**POTONGAN DOKUMEN:**
━━━━━━━━━━
Pasien TB dapat digolongkan berdasarkan riwayat penyakitnya, yaitu
kasus baru yaitu pasien yang tidak mendapat obat anti TB lebih dari 1 bulan.
Kasus kambuh yaitu pasien yang pernah dinyatakan sembuh dari TB tapi timbul
lagi. Kasus gagal yaitu pasien yang sputumnya tetap positif setelah mendapatkan
obat anti TB >5 bulan atau pasien yang menghentikan pengobatannya setelah
mendapatkan obat anti TB 1-5 bulan dan sputumnya masih positif. Kasus kronik
yaitu pasien yang sputumnya tetap positif setelah mendapatkan pengobatan ulang
lengkap yang disupervisi dengan baik. Berdasarkan riwayat pasien yang sudah
pernah mendapatkan terapi obat anti TB secara lengkap, maka dapat disimpulkan
diagnosis pasien merupakan TB paru kasus kambuh dengan hasil mikroskopis
sputum positif dengan atau tanpa kultur.
━━━━━━━━━━
**DATA YANG DIBERIKAN:**
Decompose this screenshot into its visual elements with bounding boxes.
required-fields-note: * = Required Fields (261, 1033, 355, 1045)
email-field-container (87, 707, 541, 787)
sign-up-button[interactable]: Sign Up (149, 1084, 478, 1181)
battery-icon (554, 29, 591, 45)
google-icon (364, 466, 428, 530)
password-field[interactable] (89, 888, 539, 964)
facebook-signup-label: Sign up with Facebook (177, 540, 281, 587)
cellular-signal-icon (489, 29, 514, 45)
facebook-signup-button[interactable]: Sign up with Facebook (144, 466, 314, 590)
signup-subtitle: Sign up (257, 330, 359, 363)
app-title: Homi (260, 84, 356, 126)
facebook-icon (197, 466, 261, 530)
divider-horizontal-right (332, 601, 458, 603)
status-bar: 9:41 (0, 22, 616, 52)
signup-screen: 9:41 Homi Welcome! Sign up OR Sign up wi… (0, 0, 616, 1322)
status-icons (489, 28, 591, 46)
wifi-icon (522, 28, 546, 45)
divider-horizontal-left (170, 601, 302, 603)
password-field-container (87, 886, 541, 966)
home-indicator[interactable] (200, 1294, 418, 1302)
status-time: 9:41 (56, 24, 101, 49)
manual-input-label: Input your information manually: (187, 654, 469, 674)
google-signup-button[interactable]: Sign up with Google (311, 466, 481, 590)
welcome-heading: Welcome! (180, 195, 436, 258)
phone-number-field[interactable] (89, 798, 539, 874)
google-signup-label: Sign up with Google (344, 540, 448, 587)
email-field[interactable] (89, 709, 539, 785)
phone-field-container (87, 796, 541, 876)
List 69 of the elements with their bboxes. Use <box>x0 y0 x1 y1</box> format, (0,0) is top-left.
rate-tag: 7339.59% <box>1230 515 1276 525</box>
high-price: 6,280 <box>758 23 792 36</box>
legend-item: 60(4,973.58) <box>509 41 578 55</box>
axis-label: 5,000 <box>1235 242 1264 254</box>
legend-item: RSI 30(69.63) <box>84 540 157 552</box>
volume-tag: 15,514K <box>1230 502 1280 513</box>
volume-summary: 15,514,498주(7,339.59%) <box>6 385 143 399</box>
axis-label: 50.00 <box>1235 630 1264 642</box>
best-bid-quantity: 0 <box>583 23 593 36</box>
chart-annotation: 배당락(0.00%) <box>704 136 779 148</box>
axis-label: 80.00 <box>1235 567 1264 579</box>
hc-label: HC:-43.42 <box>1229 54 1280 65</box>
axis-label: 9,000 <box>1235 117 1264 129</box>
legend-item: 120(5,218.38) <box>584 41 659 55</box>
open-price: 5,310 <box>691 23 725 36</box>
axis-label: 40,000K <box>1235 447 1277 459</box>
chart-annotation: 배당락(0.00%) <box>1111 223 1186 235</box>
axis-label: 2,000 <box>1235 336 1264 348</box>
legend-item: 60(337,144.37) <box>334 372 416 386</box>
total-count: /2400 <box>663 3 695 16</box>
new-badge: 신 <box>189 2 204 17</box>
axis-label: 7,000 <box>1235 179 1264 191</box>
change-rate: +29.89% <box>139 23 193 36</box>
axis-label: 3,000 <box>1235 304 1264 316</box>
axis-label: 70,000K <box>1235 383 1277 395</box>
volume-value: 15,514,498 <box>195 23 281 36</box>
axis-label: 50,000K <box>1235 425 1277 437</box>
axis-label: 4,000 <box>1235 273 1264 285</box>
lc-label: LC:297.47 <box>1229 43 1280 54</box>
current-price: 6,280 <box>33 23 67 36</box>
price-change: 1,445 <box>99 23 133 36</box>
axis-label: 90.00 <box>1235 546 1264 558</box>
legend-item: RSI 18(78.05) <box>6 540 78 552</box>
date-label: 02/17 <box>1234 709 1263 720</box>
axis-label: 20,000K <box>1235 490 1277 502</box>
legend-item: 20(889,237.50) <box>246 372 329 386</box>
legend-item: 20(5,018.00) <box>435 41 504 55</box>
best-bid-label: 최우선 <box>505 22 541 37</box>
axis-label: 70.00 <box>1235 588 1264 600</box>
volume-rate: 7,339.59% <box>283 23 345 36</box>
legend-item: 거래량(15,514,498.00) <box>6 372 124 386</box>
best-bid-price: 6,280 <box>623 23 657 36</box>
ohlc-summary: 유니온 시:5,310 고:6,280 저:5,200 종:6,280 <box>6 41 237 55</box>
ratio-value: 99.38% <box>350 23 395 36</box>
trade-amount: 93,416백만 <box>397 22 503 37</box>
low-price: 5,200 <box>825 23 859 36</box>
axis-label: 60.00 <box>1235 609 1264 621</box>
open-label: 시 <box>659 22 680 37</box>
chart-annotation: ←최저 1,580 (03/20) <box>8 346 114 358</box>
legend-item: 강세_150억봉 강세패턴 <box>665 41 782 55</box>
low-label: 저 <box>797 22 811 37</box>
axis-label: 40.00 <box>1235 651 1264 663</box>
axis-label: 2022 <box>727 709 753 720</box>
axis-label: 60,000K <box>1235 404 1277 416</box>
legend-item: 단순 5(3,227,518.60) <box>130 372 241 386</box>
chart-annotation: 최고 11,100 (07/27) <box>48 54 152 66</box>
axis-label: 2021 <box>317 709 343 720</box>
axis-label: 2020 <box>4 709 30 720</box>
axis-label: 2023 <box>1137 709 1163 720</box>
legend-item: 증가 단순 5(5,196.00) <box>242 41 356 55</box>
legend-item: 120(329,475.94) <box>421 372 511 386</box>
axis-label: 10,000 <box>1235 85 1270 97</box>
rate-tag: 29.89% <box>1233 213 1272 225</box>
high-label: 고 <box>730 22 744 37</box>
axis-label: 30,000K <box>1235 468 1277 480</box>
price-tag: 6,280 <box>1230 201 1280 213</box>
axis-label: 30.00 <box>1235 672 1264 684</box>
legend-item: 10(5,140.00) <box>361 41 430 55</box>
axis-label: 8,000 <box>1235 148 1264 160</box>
━━━━━━━━━━
**YANG HARUS DIKERJAKAN:**
Salin ulang bagian teks tentang penggolongan pasien TB, mulai dari kata-kata "Kasus kambuh yaitu" dan berhenti setelah "atau tanpa kultur.". Ganti setiap "obat anti TB" dengan "OAT".

**JAWABAN DI BAWAH:**
Kasus kambuh yaitu pasien yang pernah dinyatakan sembuh dari TB tapi timbul
lagi. Kasus gagal yaitu pasien yang sputumnya tetap positif setelah mendapatkan
OAT >5 bulan atau pasien yang menghentikan pengobatannya setelah
mendapatkan OAT 1-5 bulan dan sputumnya masih positif. Kasus kronik
yaitu pasien yang sputumnya tetap positif setelah mendapatkan pengobatan ulang
lengkap yang disupervisi dengan baik. Berdasarkan riwayat pasien yang sudah
pernah mendapatkan terapi OAT secara lengkap, maka dapat disimpulkan
diagnosis pasien merupakan TB paru kasus kambuh dengan hasil mikroskopis
sputum positif dengan atau tanpa kultur.